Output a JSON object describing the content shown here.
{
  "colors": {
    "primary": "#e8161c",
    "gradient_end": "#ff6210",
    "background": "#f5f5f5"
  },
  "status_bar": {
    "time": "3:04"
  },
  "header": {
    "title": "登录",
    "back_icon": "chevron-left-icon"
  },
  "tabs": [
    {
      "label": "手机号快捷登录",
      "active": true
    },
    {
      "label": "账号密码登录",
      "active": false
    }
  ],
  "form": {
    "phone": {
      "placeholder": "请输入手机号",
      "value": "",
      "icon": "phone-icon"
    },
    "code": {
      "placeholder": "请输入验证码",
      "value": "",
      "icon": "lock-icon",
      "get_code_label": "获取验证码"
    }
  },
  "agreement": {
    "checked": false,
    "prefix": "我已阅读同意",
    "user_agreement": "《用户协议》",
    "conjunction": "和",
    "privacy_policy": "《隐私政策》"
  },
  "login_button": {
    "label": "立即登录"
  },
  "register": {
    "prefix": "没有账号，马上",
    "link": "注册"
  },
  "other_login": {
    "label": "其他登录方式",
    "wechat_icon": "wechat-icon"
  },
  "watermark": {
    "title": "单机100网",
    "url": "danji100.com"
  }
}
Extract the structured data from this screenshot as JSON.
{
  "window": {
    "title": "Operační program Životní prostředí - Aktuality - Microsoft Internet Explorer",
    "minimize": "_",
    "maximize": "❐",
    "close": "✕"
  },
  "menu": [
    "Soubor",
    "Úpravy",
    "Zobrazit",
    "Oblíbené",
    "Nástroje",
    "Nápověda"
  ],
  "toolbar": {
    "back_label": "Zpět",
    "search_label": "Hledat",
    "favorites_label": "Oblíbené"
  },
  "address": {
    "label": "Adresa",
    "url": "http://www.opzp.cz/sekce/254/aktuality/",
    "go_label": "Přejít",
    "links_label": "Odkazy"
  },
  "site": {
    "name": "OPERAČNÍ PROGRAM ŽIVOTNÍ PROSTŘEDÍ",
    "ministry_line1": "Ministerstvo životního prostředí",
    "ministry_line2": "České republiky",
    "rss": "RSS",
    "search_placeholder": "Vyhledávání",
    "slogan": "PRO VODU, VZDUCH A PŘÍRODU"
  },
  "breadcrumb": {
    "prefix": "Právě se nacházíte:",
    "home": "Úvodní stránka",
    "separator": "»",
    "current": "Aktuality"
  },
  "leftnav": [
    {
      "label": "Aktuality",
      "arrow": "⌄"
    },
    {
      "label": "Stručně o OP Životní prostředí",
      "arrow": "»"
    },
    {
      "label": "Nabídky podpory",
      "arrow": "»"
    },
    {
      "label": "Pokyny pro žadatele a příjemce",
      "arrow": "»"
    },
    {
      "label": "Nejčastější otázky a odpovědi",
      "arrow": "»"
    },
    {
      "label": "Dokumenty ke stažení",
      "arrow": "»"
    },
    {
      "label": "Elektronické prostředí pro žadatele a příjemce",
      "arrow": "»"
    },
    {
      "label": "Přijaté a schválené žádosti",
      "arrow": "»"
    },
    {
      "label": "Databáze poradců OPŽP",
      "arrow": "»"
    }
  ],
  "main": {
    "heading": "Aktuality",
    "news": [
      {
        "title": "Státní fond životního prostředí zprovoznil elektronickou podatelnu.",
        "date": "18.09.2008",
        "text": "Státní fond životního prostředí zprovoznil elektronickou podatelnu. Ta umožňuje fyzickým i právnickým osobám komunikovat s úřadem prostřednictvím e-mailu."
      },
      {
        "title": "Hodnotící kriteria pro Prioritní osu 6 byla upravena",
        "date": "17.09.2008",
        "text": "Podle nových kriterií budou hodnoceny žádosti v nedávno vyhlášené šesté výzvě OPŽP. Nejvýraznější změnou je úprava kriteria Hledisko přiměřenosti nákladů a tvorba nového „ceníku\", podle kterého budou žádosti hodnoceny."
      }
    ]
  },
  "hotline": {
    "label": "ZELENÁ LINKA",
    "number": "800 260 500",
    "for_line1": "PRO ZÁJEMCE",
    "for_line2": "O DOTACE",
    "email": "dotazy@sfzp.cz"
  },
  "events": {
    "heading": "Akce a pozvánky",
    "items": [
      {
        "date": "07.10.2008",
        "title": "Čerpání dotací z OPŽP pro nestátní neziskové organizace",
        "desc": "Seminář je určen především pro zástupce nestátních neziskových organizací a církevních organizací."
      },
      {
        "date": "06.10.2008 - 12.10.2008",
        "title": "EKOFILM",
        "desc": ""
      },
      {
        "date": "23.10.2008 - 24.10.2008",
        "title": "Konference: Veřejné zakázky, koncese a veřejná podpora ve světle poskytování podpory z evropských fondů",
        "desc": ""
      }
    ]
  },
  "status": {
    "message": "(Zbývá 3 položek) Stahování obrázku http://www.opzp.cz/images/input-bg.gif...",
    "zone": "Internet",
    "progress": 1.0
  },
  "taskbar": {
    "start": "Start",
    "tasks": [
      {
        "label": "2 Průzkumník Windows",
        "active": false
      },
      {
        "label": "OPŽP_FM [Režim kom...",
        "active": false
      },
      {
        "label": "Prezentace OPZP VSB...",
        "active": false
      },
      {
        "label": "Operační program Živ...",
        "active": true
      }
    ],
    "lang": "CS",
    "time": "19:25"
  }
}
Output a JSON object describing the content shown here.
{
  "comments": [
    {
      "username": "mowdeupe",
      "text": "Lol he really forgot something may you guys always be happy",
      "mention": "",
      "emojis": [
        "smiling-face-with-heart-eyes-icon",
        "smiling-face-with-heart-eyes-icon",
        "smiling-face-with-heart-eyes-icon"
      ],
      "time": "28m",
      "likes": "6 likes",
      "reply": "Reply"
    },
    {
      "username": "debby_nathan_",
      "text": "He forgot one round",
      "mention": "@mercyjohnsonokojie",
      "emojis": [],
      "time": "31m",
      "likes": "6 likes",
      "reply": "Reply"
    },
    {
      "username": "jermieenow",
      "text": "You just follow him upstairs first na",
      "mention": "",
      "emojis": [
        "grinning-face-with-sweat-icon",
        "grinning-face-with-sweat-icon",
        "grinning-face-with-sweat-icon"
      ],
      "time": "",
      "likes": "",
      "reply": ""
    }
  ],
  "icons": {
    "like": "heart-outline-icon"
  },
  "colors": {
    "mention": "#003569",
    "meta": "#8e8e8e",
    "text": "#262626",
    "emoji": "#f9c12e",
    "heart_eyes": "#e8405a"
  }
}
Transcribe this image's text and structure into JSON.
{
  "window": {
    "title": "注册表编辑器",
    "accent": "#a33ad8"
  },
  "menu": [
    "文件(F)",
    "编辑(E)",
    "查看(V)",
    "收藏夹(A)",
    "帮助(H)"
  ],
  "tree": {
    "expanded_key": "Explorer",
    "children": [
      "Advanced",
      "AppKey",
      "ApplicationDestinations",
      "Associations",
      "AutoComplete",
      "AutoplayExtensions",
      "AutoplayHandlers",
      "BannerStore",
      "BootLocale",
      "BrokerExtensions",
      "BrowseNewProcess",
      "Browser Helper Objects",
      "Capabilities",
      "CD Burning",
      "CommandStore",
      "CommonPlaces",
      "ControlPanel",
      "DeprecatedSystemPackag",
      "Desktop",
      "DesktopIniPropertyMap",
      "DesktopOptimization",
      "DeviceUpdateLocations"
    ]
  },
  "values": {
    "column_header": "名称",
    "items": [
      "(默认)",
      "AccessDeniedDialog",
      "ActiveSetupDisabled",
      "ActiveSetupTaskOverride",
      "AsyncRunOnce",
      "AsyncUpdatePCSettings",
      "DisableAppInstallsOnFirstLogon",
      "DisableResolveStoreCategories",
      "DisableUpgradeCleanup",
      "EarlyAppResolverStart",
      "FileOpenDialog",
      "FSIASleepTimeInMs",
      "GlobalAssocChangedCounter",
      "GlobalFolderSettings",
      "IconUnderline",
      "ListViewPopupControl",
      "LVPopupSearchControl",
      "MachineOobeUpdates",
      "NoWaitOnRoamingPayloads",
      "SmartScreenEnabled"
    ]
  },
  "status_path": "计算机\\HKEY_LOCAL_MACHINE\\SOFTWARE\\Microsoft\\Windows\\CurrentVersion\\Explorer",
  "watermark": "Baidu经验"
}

******

### The task:
What is the number of lines in the listing above that contain the string "Explorer"? Give only the number.

### Result below:
3